# Task to carry out
Output every line below without omitting or altering anything.

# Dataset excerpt
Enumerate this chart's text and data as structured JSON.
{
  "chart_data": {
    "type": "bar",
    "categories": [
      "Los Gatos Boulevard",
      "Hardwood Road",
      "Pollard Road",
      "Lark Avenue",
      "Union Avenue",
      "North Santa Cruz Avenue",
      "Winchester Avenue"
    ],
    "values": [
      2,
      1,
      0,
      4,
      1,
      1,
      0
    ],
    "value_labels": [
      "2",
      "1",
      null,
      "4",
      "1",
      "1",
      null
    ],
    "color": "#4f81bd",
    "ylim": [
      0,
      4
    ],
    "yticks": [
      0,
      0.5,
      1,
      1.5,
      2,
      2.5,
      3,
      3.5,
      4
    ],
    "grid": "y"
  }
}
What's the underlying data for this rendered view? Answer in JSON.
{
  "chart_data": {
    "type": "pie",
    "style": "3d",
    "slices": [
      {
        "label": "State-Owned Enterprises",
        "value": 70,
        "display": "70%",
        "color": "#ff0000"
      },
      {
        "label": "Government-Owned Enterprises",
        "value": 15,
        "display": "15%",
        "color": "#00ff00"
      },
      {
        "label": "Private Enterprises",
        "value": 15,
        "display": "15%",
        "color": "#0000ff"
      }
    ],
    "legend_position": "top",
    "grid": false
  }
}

# Answer to the problem
Enumerate this chart's text and data as structured JSON.
{
  "chart_data": {
    "type": "bar",
    "categories": [
      "Los Gatos Boulevard",
      "Hardwood Road",
      "Pollard Road",
      "Lark Avenue",
      "Union Avenue",
      "North Santa Cruz Avenue",
      "Winchester Avenue"
    ],
    "values": [
      2,
      1,
      0,
      4,
      1,
      1,
      0
    ],
    "value_labels": [
      "2",
      "1",
      null,
      "4",
      "1",
      "1",
      null
    ],
    "color": "#4f81bd",
    "ylim": [
      0,
      4
    ],
    "yticks": [
      0,
      0.5,
      1,
      1.5,
      2,
      2.5,
      3,
      3.5,
      4
    ],
    "grid": "y"
  }
}
What's the underlying data for this rendered view? Answer in JSON.
{
  "chart_data": {
    "type": "pie",
    "style": "3d",
    "slices": [
      {
        "label": "State-Owned Enterprises",
        "value": 70,
        "display": "70%",
        "color": "#ff0000"
      },
      {
        "label": "Government-Owned Enterprises",
        "value": 15,
        "display": "15%",
        "color": "#00ff00"
      },
      {
        "label": "Private Enterprises",
        "value": 15,
        "display": "15%",
        "color": "#0000ff"
      }
    ],
    "legend_position": "top",
    "grid": false
  }
}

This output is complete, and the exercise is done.